Collect all the lines that mention the word "JSON".
* * * * * * * * *
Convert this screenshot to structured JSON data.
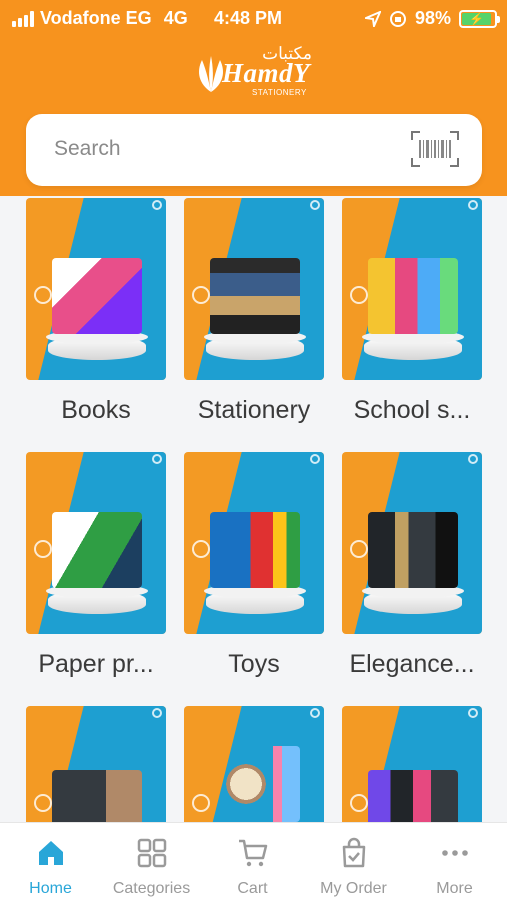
{
  "status_bar": {
    "carrier": "Vodafone EG",
    "network": "4G",
    "time": "4:48 PM",
    "battery": "98%"
  },
  "header": {
    "logo_arabic": "مكتبات",
    "logo_text": "HamdY",
    "logo_sub": "STATIONERY"
  },
  "search": {
    "placeholder": "Search",
    "icon": "barcode-scan-icon"
  },
  "colors": {
    "header": "#f7931e",
    "accent": "#29a6d8",
    "tile_orange": "#f39a24",
    "tile_blue": "#1e9fd1"
  },
  "categories": [
    {
      "label": "Books",
      "product_color": "#e84f8a"
    },
    {
      "label": "Stationery",
      "product_color": "#3b5d8a"
    },
    {
      "label": "School s...",
      "product_color": "#f4c430"
    },
    {
      "label": "Paper pr...",
      "product_color": "#2f9e44"
    },
    {
      "label": "Toys",
      "product_color": "#e03131"
    },
    {
      "label": "Elegance...",
      "product_color": "#343a40"
    },
    {
      "label": "",
      "product_color": "#495057"
    },
    {
      "label": "",
      "product_color": "#b08968"
    },
    {
      "label": "",
      "product_color": "#7048e8"
    }
  ],
  "nav": {
    "items": [
      {
        "label": "Home",
        "icon": "home-icon",
        "active": true
      },
      {
        "label": "Categories",
        "icon": "categories-grid-icon",
        "active": false
      },
      {
        "label": "Cart",
        "icon": "cart-icon",
        "active": false
      },
      {
        "label": "My Order",
        "icon": "shopping-bag-check-icon",
        "active": false
      },
      {
        "label": "More",
        "icon": "more-dots-icon",
        "active": false
      }
    ]
  }
}
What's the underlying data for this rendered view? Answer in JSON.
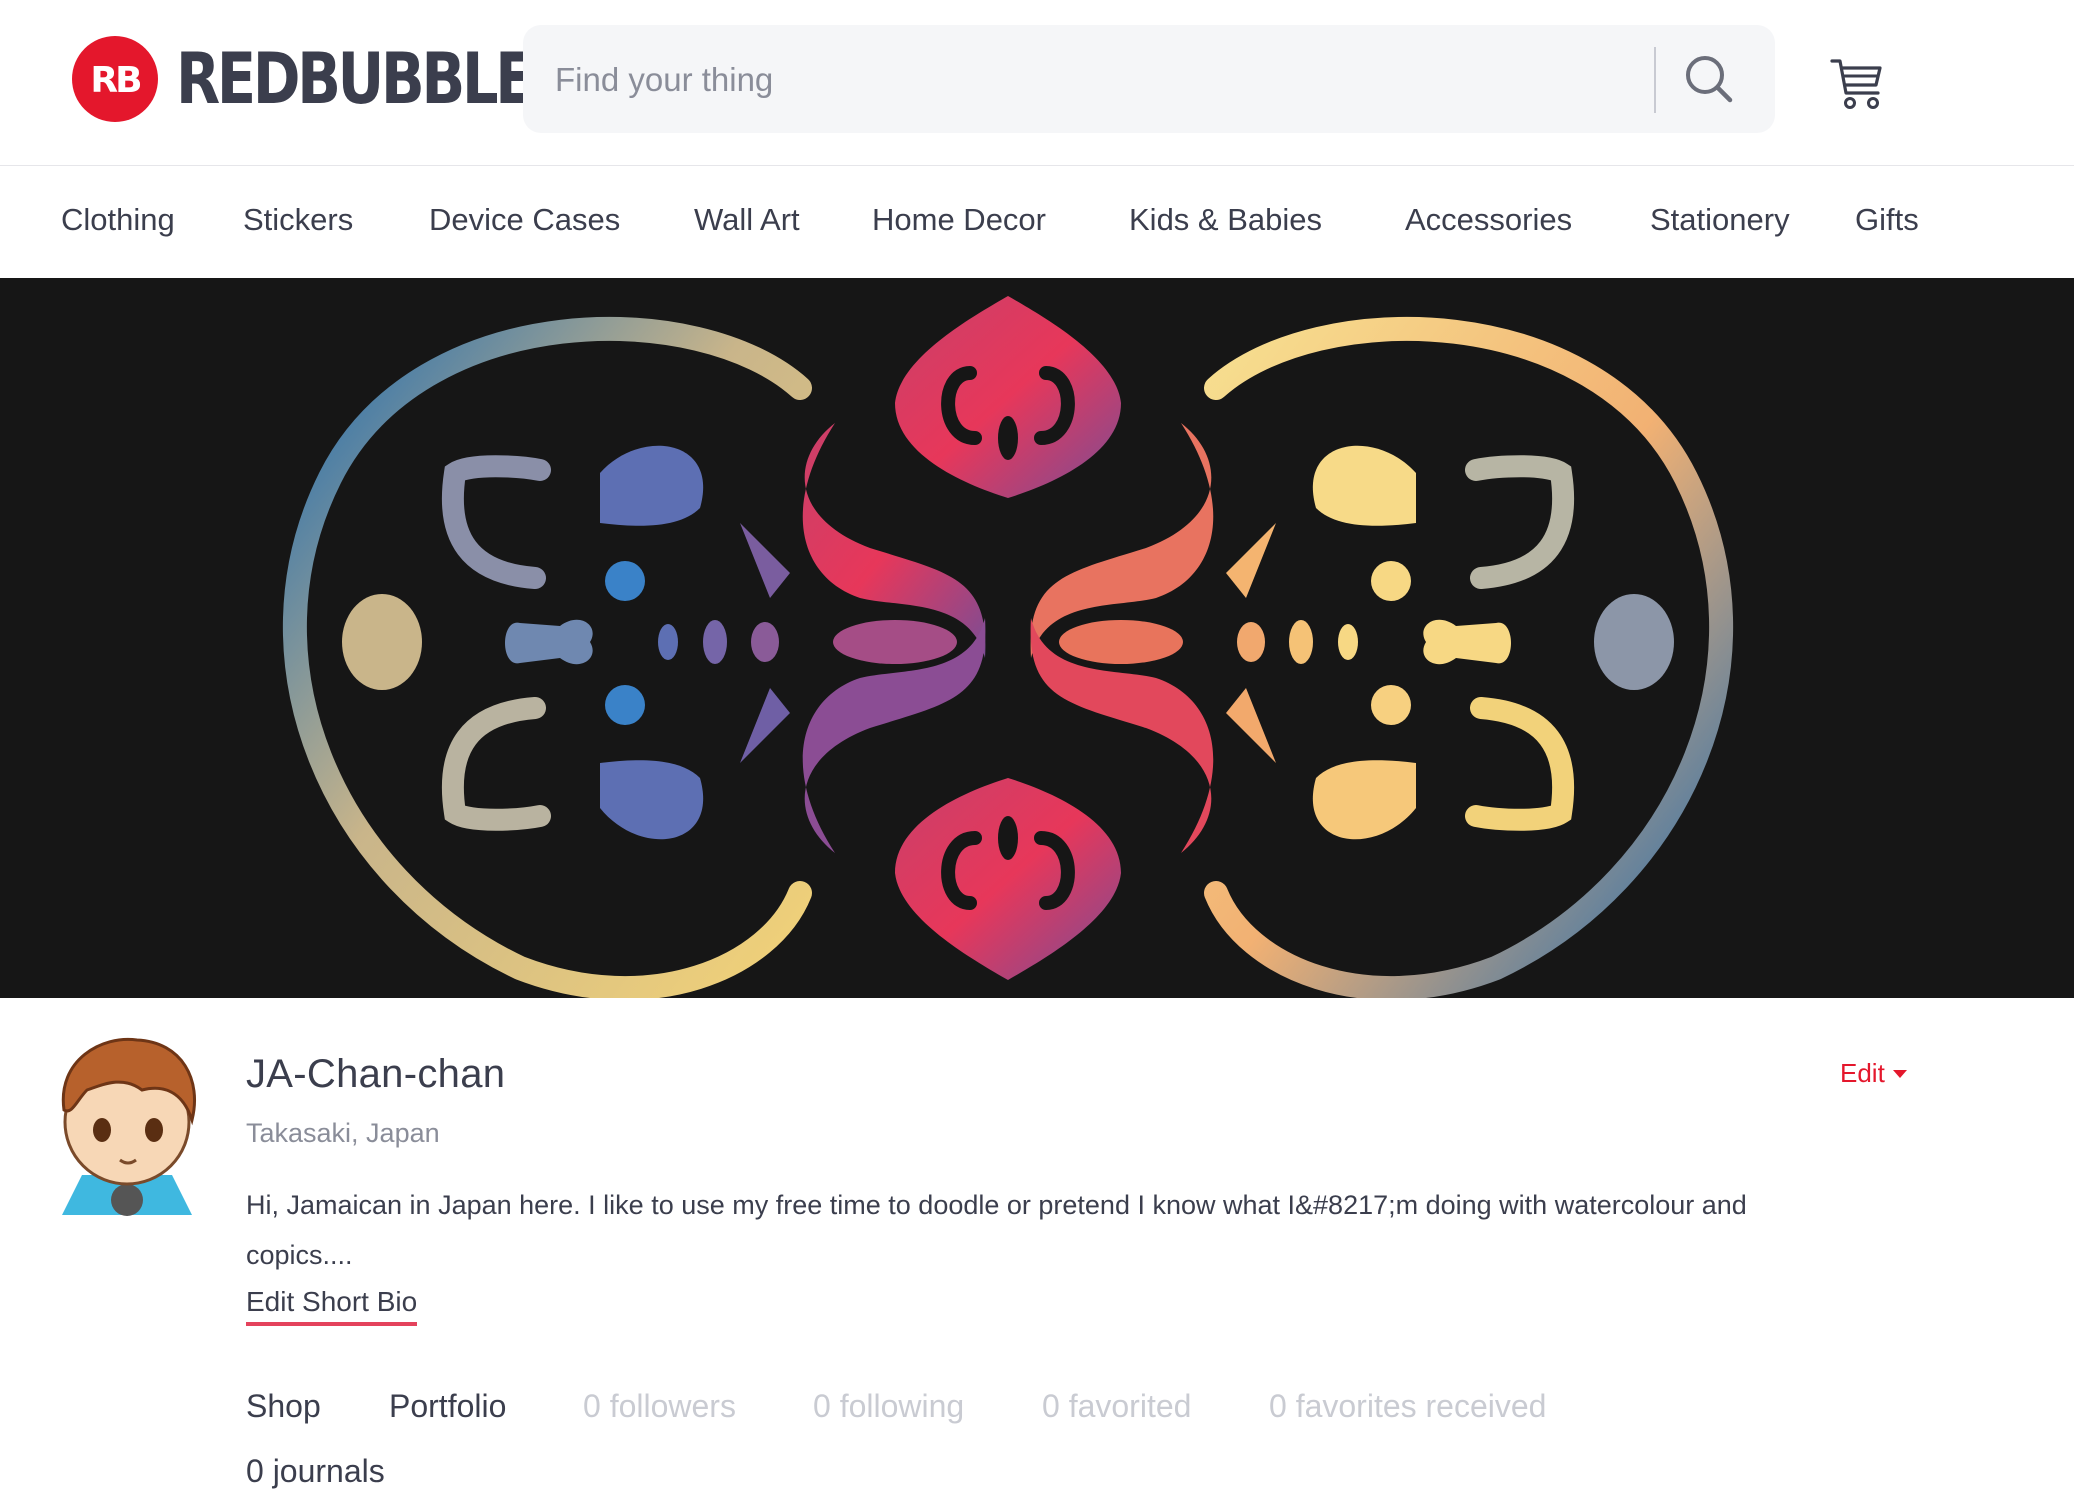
{
  "header": {
    "brand": "REDBUBBLE",
    "search_placeholder": "Find your thing",
    "icons": {
      "search": "search-icon",
      "cart": "cart-icon",
      "logo": "redbubble-logo"
    },
    "brand_color": "#e4172c"
  },
  "nav": {
    "items": [
      {
        "label": "Clothing"
      },
      {
        "label": "Stickers"
      },
      {
        "label": "Device Cases"
      },
      {
        "label": "Wall Art"
      },
      {
        "label": "Home Decor"
      },
      {
        "label": "Kids & Babies"
      },
      {
        "label": "Accessories"
      },
      {
        "label": "Stationery"
      },
      {
        "label": "Gifts"
      }
    ]
  },
  "profile": {
    "username": "JA-Chan-chan",
    "location": "Takasaki, Japan",
    "bio": "Hi, Jamaican in Japan here. I like to use my free time to doodle or pretend I know what I&#8217;m doing with watercolour and copics....",
    "edit_bio_label": "Edit Short Bio",
    "edit_label": "Edit",
    "accent_color": "#e4425c"
  },
  "tabs": {
    "shop": "Shop",
    "portfolio": "Portfolio",
    "followers": "0 followers",
    "following": "0 following",
    "favorited": "0 favorited",
    "favorites_received": "0 favorites received",
    "journals": "0 journals"
  }
}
* * * * * * * * *
-- Exercise result --
Convert this screenshot to structured JSON data.
What's the underlying data for this rendered view? Answer in JSON.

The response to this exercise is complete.